> [What to do]: Will you give every entry again exactly as it stands?

======== Records supplied

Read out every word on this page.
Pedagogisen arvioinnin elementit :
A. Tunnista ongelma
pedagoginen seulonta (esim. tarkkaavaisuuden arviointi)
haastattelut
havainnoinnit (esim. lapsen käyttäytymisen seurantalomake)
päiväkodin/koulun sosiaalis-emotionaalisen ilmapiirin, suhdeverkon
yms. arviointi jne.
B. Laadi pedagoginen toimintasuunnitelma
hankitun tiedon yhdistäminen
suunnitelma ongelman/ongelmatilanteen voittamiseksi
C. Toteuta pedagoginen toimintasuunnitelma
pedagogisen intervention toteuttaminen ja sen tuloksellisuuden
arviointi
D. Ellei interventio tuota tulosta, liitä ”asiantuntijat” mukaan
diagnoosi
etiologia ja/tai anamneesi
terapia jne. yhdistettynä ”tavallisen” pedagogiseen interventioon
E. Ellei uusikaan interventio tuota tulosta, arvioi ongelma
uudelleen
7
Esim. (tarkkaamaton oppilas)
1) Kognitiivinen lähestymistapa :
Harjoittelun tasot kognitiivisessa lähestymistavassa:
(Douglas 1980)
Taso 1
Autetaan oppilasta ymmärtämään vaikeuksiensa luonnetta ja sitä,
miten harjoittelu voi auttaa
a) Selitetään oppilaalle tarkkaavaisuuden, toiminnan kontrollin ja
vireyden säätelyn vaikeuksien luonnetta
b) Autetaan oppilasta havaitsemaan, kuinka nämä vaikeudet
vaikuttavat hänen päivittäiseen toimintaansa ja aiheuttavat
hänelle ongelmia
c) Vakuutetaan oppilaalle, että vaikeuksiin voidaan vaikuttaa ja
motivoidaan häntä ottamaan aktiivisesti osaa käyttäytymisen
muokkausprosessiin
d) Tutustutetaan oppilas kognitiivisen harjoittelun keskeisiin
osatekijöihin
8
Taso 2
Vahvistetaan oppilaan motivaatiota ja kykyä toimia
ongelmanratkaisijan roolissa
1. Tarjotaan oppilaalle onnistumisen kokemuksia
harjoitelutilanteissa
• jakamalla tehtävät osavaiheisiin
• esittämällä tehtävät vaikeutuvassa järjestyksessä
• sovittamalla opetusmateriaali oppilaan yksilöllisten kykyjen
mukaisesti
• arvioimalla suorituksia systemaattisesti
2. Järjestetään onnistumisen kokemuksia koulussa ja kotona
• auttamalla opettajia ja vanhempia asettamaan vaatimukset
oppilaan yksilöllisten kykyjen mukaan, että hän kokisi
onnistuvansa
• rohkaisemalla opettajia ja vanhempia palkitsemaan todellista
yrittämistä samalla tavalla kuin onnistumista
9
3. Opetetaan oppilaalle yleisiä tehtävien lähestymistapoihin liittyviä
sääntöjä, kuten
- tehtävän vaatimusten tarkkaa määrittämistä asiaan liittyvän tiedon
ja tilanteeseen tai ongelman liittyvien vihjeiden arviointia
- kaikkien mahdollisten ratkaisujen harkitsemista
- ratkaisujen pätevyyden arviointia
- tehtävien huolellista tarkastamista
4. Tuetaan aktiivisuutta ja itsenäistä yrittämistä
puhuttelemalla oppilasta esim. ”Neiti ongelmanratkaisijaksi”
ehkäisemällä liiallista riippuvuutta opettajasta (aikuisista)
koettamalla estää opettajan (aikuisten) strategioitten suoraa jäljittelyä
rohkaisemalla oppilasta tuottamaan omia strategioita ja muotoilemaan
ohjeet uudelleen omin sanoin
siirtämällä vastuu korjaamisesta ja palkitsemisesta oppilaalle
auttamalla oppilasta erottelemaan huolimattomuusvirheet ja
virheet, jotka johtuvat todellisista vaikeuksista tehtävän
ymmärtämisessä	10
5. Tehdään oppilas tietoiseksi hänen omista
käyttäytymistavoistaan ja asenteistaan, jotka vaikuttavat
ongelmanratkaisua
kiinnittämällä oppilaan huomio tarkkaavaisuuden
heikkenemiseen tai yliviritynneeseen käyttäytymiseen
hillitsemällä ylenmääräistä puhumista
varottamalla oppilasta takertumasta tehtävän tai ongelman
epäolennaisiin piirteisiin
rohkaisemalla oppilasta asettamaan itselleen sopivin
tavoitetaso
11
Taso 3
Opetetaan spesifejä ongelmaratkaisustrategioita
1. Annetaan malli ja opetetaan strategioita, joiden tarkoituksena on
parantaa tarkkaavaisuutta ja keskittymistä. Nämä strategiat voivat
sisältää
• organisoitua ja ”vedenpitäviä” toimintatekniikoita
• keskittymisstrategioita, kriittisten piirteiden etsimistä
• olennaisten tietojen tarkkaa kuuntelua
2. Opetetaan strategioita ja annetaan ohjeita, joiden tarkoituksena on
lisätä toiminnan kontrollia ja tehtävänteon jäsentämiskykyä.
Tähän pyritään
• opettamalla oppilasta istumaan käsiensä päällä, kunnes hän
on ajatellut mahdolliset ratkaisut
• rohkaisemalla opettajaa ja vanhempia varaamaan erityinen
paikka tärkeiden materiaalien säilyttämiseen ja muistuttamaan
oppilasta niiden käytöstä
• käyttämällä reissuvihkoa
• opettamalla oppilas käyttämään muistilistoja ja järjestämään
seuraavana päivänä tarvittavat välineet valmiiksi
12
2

================

> [Task solution]:
Read out every word on this page.
Pedagogisen arvioinnin elementit :
A. Tunnista ongelma
pedagoginen seulonta (esim. tarkkaavaisuuden arviointi)
haastattelut
havainnoinnit (esim. lapsen käyttäytymisen seurantalomake)
päiväkodin/koulun sosiaalis-emotionaalisen ilmapiirin, suhdeverkon
yms. arviointi jne.
B. Laadi pedagoginen toimintasuunnitelma
hankitun tiedon yhdistäminen
suunnitelma ongelman/ongelmatilanteen voittamiseksi
C. Toteuta pedagoginen toimintasuunnitelma
pedagogisen intervention toteuttaminen ja sen tuloksellisuuden
arviointi
D. Ellei interventio tuota tulosta, liitä ”asiantuntijat” mukaan
diagnoosi
etiologia ja/tai anamneesi
terapia jne. yhdistettynä ”tavallisen” pedagogiseen interventioon
E. Ellei uusikaan interventio tuota tulosta, arvioi ongelma
uudelleen
7
Esim. (tarkkaamaton oppilas)
1) Kognitiivinen lähestymistapa :
Harjoittelun tasot kognitiivisessa lähestymistavassa:
(Douglas 1980)
Taso 1
Autetaan oppilasta ymmärtämään vaikeuksiensa luonnetta ja sitä,
miten harjoittelu voi auttaa
a) Selitetään oppilaalle tarkkaavaisuuden, toiminnan kontrollin ja
vireyden säätelyn vaikeuksien luonnetta
b) Autetaan oppilasta havaitsemaan, kuinka nämä vaikeudet
vaikuttavat hänen päivittäiseen toimintaansa ja aiheuttavat
hänelle ongelmia
c) Vakuutetaan oppilaalle, että vaikeuksiin voidaan vaikuttaa ja
motivoidaan häntä ottamaan aktiivisesti osaa käyttäytymisen
muokkausprosessiin
d) Tutustutetaan oppilas kognitiivisen harjoittelun keskeisiin
osatekijöihin
8
Taso 2
Vahvistetaan oppilaan motivaatiota ja kykyä toimia
ongelmanratkaisijan roolissa
1. Tarjotaan oppilaalle onnistumisen kokemuksia
harjoitelutilanteissa
• jakamalla tehtävät osavaiheisiin
• esittämällä tehtävät vaikeutuvassa järjestyksessä
• sovittamalla opetusmateriaali oppilaan yksilöllisten kykyjen
mukaisesti
• arvioimalla suorituksia systemaattisesti
2. Järjestetään onnistumisen kokemuksia koulussa ja kotona
• auttamalla opettajia ja vanhempia asettamaan vaatimukset
oppilaan yksilöllisten kykyjen mukaan, että hän kokisi
onnistuvansa
• rohkaisemalla opettajia ja vanhempia palkitsemaan todellista
yrittämistä samalla tavalla kuin onnistumista
9
3. Opetetaan oppilaalle yleisiä tehtävien lähestymistapoihin liittyviä
sääntöjä, kuten
- tehtävän vaatimusten tarkkaa määrittämistä asiaan liittyvän tiedon
ja tilanteeseen tai ongelman liittyvien vihjeiden arviointia
- kaikkien mahdollisten ratkaisujen harkitsemista
- ratkaisujen pätevyyden arviointia
- tehtävien huolellista tarkastamista
4. Tuetaan aktiivisuutta ja itsenäistä yrittämistä
puhuttelemalla oppilasta esim. ”Neiti ongelmanratkaisijaksi”
ehkäisemällä liiallista riippuvuutta opettajasta (aikuisista)
koettamalla estää opettajan (aikuisten) strategioitten suoraa jäljittelyä
rohkaisemalla oppilasta tuottamaan omia strategioita ja muotoilemaan
ohjeet uudelleen omin sanoin
siirtämällä vastuu korjaamisesta ja palkitsemisesta oppilaalle
auttamalla oppilasta erottelemaan huolimattomuusvirheet ja
virheet, jotka johtuvat todellisista vaikeuksista tehtävän
ymmärtämisessä	10
5. Tehdään oppilas tietoiseksi hänen omista
käyttäytymistavoistaan ja asenteistaan, jotka vaikuttavat
ongelmanratkaisua
kiinnittämällä oppilaan huomio tarkkaavaisuuden
heikkenemiseen tai yliviritynneeseen käyttäytymiseen
hillitsemällä ylenmääräistä puhumista
varottamalla oppilasta takertumasta tehtävän tai ongelman
epäolennaisiin piirteisiin
rohkaisemalla oppilasta asettamaan itselleen sopivin
tavoitetaso
11
Taso 3
Opetetaan spesifejä ongelmaratkaisustrategioita
1. Annetaan malli ja opetetaan strategioita, joiden tarkoituksena on
parantaa tarkkaavaisuutta ja keskittymistä. Nämä strategiat voivat
sisältää
• organisoitua ja ”vedenpitäviä” toimintatekniikoita
• keskittymisstrategioita, kriittisten piirteiden etsimistä
• olennaisten tietojen tarkkaa kuuntelua
2. Opetetaan strategioita ja annetaan ohjeita, joiden tarkoituksena on
lisätä toiminnan kontrollia ja tehtävänteon jäsentämiskykyä.
Tähän pyritään
• opettamalla oppilasta istumaan käsiensä päällä, kunnes hän
on ajatellut mahdolliset ratkaisut
• rohkaisemalla opettajaa ja vanhempia varaamaan erityinen
paikka tärkeiden materiaalien säilyttämiseen ja muistuttamaan
oppilasta niiden käytöstä
• käyttämällä reissuvihkoa
• opettamalla oppilas käyttämään muistilistoja ja järjestämään
seuraavana päivänä tarvittavat välineet valmiiksi
12
2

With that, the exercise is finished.